(Extracts from a graphics dataset)
-- START --

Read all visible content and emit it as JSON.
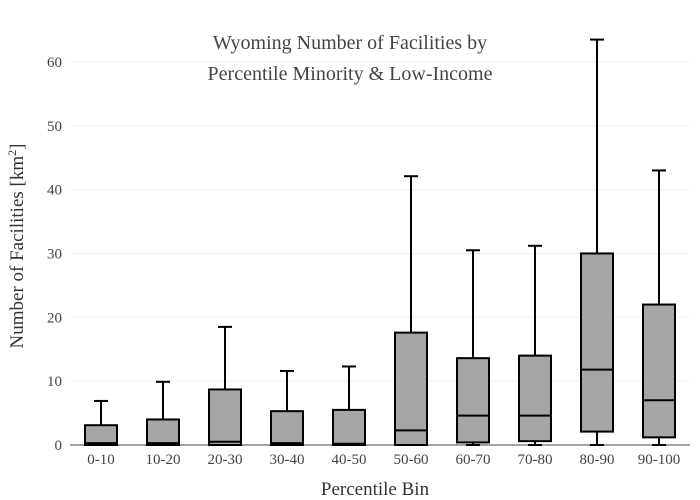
{
  "chart_data": {
    "type": "box",
    "title_lines": [
      "Wyoming Number of Facilities by",
      "Percentile Minority & Low-Income"
    ],
    "xlabel": "Percentile Bin",
    "ylabel": "Number of Facilities  [km",
    "ylabel_superscript": "2",
    "ylabel_suffix": "]",
    "ylim": [
      0,
      65
    ],
    "yticks": [
      0,
      10,
      20,
      30,
      40,
      50,
      60
    ],
    "grid": true,
    "colors": {
      "box_fill": "#a6a6a6",
      "box_stroke": "#000000",
      "grid": "#eeeeee",
      "text": "#444444"
    },
    "categories": [
      "0-10",
      "10-20",
      "20-30",
      "30-40",
      "40-50",
      "50-60",
      "60-70",
      "70-80",
      "80-90",
      "90-100"
    ],
    "boxes": [
      {
        "category": "0-10",
        "min": 0,
        "q1": 0,
        "median": 0.3,
        "q3": 3.1,
        "max": 6.9
      },
      {
        "category": "10-20",
        "min": 0,
        "q1": 0,
        "median": 0.3,
        "q3": 4.0,
        "max": 9.9
      },
      {
        "category": "20-30",
        "min": 0,
        "q1": 0,
        "median": 0.5,
        "q3": 8.7,
        "max": 18.5
      },
      {
        "category": "30-40",
        "min": 0,
        "q1": 0,
        "median": 0.3,
        "q3": 5.3,
        "max": 11.6
      },
      {
        "category": "40-50",
        "min": 0,
        "q1": 0,
        "median": 0.2,
        "q3": 5.5,
        "max": 12.3
      },
      {
        "category": "50-60",
        "min": 0,
        "q1": 0,
        "median": 2.3,
        "q3": 17.6,
        "max": 42.1
      },
      {
        "category": "60-70",
        "min": 0,
        "q1": 0.4,
        "median": 4.6,
        "q3": 13.6,
        "max": 30.5
      },
      {
        "category": "70-80",
        "min": 0,
        "q1": 0.6,
        "median": 4.6,
        "q3": 14.0,
        "max": 31.2
      },
      {
        "category": "80-90",
        "min": 0,
        "q1": 2.1,
        "median": 11.8,
        "q3": 30.0,
        "max": 63.5
      },
      {
        "category": "90-100",
        "min": 0,
        "q1": 1.2,
        "median": 7.0,
        "q3": 22.0,
        "max": 43.0
      }
    ]
  }
}
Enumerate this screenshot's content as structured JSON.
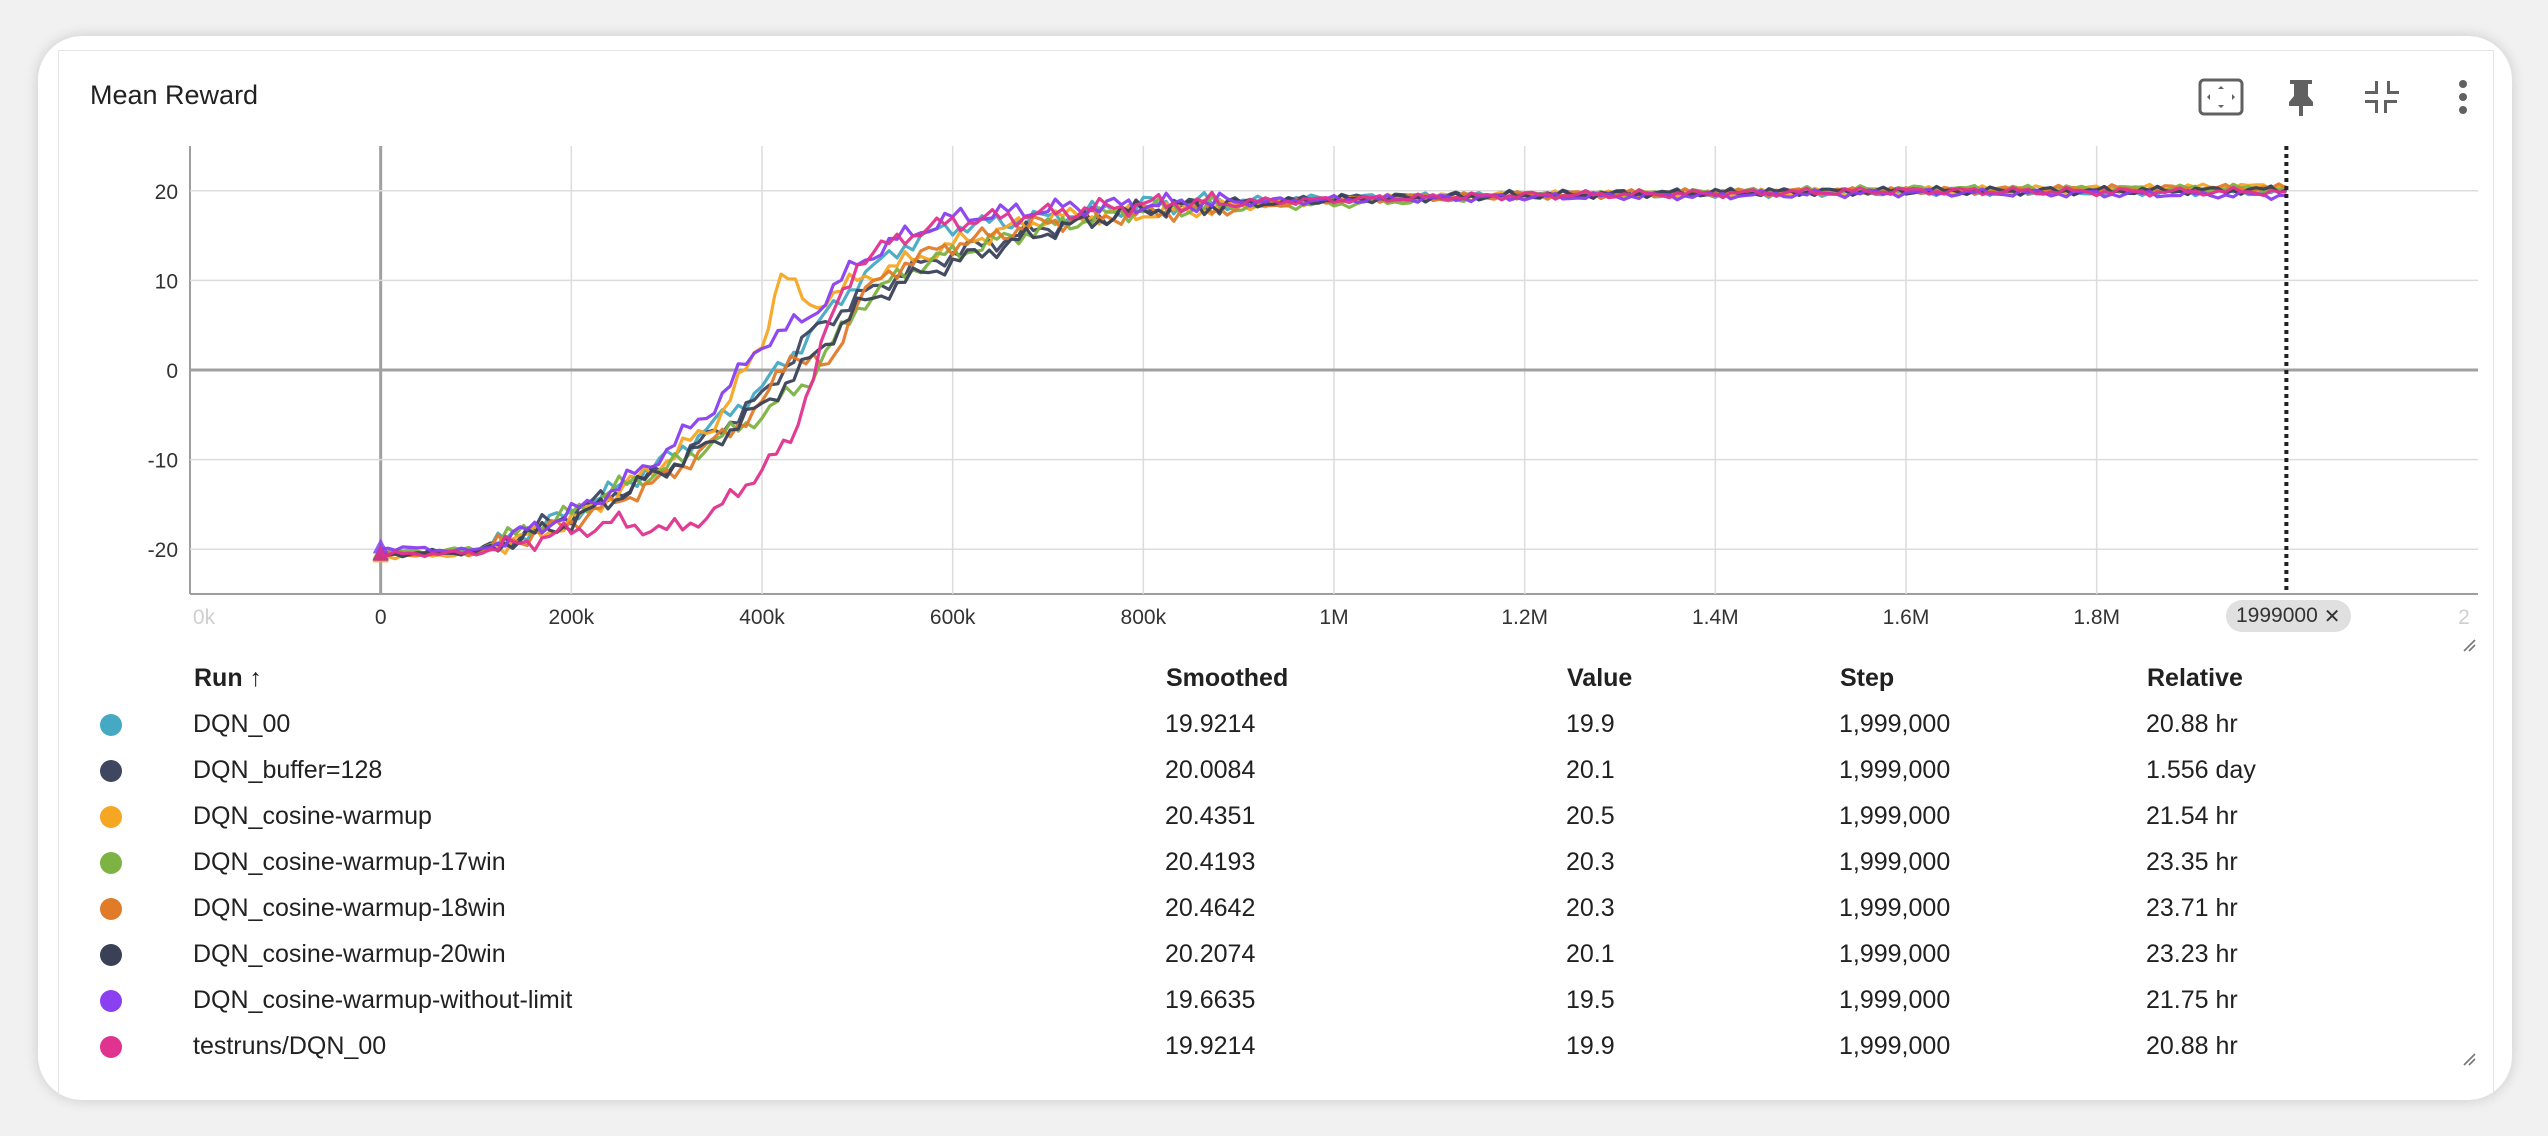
{
  "card": {
    "title": "Mean Reward"
  },
  "toolbar": {
    "fit_icon": "fit-to-domain-icon",
    "pin_icon": "pin-icon",
    "collapse_icon": "collapse-icon",
    "more_icon": "more-vert-icon"
  },
  "hover_step_label": "1999000",
  "table": {
    "headers": {
      "run": "Run ↑",
      "smoothed": "Smoothed",
      "value": "Value",
      "step": "Step",
      "relative": "Relative"
    },
    "rows": [
      {
        "run": "DQN_00",
        "smoothed": "19.9214",
        "value": "19.9",
        "step": "1,999,000",
        "relative": "20.88 hr",
        "color": "#46a9c3"
      },
      {
        "run": "DQN_buffer=128",
        "smoothed": "20.0084",
        "value": "20.1",
        "step": "1,999,000",
        "relative": "1.556 day",
        "color": "#3e4660"
      },
      {
        "run": "DQN_cosine-warmup",
        "smoothed": "20.4351",
        "value": "20.5",
        "step": "1,999,000",
        "relative": "21.54 hr",
        "color": "#f5a623"
      },
      {
        "run": "DQN_cosine-warmup-17win",
        "smoothed": "20.4193",
        "value": "20.3",
        "step": "1,999,000",
        "relative": "23.35 hr",
        "color": "#7cb342"
      },
      {
        "run": "DQN_cosine-warmup-18win",
        "smoothed": "20.4642",
        "value": "20.3",
        "step": "1,999,000",
        "relative": "23.71 hr",
        "color": "#e07b2a"
      },
      {
        "run": "DQN_cosine-warmup-20win",
        "smoothed": "20.2074",
        "value": "20.1",
        "step": "1,999,000",
        "relative": "23.23 hr",
        "color": "#3a4157"
      },
      {
        "run": "DQN_cosine-warmup-without-limit",
        "smoothed": "19.6635",
        "value": "19.5",
        "step": "1,999,000",
        "relative": "21.75 hr",
        "color": "#8a3ff0"
      },
      {
        "run": "testruns/DQN_00",
        "smoothed": "19.9214",
        "value": "19.9",
        "step": "1,999,000",
        "relative": "20.88 hr",
        "color": "#e0338f"
      }
    ]
  },
  "chart_data": {
    "type": "line",
    "title": "Mean Reward",
    "xlabel": "",
    "ylabel": "",
    "xlim": [
      -200000,
      2200000
    ],
    "ylim": [
      -25,
      25
    ],
    "x_ticks": [
      0,
      200000,
      400000,
      600000,
      800000,
      1000000,
      1200000,
      1400000,
      1600000,
      1800000
    ],
    "x_tick_labels": [
      "0",
      "200k",
      "400k",
      "600k",
      "800k",
      "1M",
      "1.2M",
      "1.4M",
      "1.6M",
      "1.8M"
    ],
    "x_edge_labels": [
      "0k",
      "2"
    ],
    "y_ticks": [
      20,
      10,
      0,
      -10,
      -20
    ],
    "y_tick_labels": [
      "20",
      "10",
      "0",
      "-10",
      "-20"
    ],
    "hover_x": 1999000,
    "grid": true,
    "series": [
      {
        "name": "DQN_00",
        "color": "#46a9c3",
        "x": [
          0,
          100000,
          200000,
          300000,
          350000,
          400000,
          450000,
          500000,
          550000,
          600000,
          700000,
          800000,
          1000000,
          1200000,
          1400000,
          1600000,
          1800000,
          1999000
        ],
        "y": [
          -20.5,
          -20.3,
          -16,
          -10,
          -6,
          -2,
          4,
          10,
          14,
          16,
          17,
          18.5,
          19.2,
          19.5,
          19.7,
          19.9,
          19.9,
          19.9
        ]
      },
      {
        "name": "DQN_buffer=128",
        "color": "#3e4660",
        "x": [
          0,
          100000,
          200000,
          300000,
          350000,
          400000,
          450000,
          500000,
          550000,
          600000,
          700000,
          800000,
          1000000,
          1200000,
          1400000,
          1600000,
          1800000,
          1999000
        ],
        "y": [
          -20.5,
          -20.2,
          -16,
          -11,
          -7,
          -3,
          4,
          8,
          11,
          13,
          16,
          18,
          19.2,
          19.6,
          19.8,
          20,
          20,
          20.1
        ]
      },
      {
        "name": "DQN_cosine-warmup",
        "color": "#f5a623",
        "x": [
          0,
          100000,
          200000,
          300000,
          350000,
          400000,
          420000,
          450000,
          500000,
          550000,
          600000,
          700000,
          800000,
          1000000,
          1200000,
          1400000,
          1600000,
          1800000,
          1999000
        ],
        "y": [
          -20.8,
          -20.5,
          -17,
          -10,
          -6,
          3,
          11,
          7,
          10,
          12,
          14,
          17,
          17.5,
          19,
          19.5,
          19.7,
          20,
          20.2,
          20.5
        ]
      },
      {
        "name": "DQN_cosine-warmup-17win",
        "color": "#7cb342",
        "x": [
          0,
          100000,
          150000,
          200000,
          250000,
          300000,
          350000,
          400000,
          450000,
          500000,
          550000,
          600000,
          700000,
          800000,
          1000000,
          1200000,
          1400000,
          1600000,
          1800000,
          1999000
        ],
        "y": [
          -20.4,
          -20.0,
          -18,
          -16,
          -13,
          -11,
          -8,
          -5,
          -1,
          7,
          11,
          13,
          16,
          18,
          18.5,
          19.5,
          19.8,
          20.2,
          20.2,
          20.3
        ]
      },
      {
        "name": "DQN_cosine-warmup-18win",
        "color": "#e07b2a",
        "x": [
          0,
          100000,
          200000,
          300000,
          350000,
          400000,
          430000,
          470000,
          500000,
          550000,
          600000,
          700000,
          800000,
          1000000,
          1200000,
          1400000,
          1600000,
          1800000,
          1999000
        ],
        "y": [
          -20.6,
          -20.4,
          -17,
          -12,
          -8,
          -4,
          2,
          0,
          8,
          12,
          14,
          16.5,
          17.5,
          19,
          19.5,
          19.8,
          20,
          20.2,
          20.3
        ]
      },
      {
        "name": "DQN_cosine-warmup-20win",
        "color": "#3a4157",
        "x": [
          0,
          100000,
          200000,
          300000,
          350000,
          400000,
          450000,
          500000,
          550000,
          600000,
          700000,
          800000,
          1000000,
          1200000,
          1400000,
          1600000,
          1800000,
          1999000
        ],
        "y": [
          -20.6,
          -20.3,
          -17,
          -11,
          -8,
          -4,
          1,
          7,
          10,
          12,
          15.5,
          18,
          19,
          19.5,
          19.8,
          20,
          20,
          20.1
        ]
      },
      {
        "name": "DQN_cosine-warmup-without-limit",
        "color": "#8a3ff0",
        "x": [
          0,
          100000,
          200000,
          250000,
          300000,
          350000,
          400000,
          450000,
          500000,
          550000,
          600000,
          650000,
          700000,
          800000,
          1000000,
          1200000,
          1400000,
          1600000,
          1800000,
          1999000
        ],
        "y": [
          -19.8,
          -20.2,
          -16,
          -13,
          -9,
          -4,
          3,
          6,
          12,
          15,
          17,
          17.5,
          18,
          18.5,
          19,
          19.3,
          19.5,
          19.8,
          19.7,
          19.5
        ]
      },
      {
        "name": "testruns/DQN_00",
        "color": "#e0338f",
        "x": [
          0,
          100000,
          200000,
          250000,
          300000,
          350000,
          400000,
          430000,
          470000,
          500000,
          550000,
          600000,
          650000,
          700000,
          800000,
          1000000,
          1200000,
          1400000,
          1600000,
          1800000,
          1999000
        ],
        "y": [
          -20.6,
          -20.4,
          -18,
          -17,
          -18,
          -16,
          -11,
          -8,
          5,
          12,
          15,
          16.5,
          17,
          17.5,
          18.5,
          19,
          19.5,
          19.7,
          20,
          19.9,
          19.9
        ]
      }
    ]
  }
}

-- END --

◆ **Given problem**
Write out each line of the data that holds the string "icon".

◆ **Finished task**
    "fit_icon": "fit-to-domain-icon",
    "pin_icon": "pin-icon",
    "collapse_icon": "collapse-icon",
    "more_icon": "more-vert-icon"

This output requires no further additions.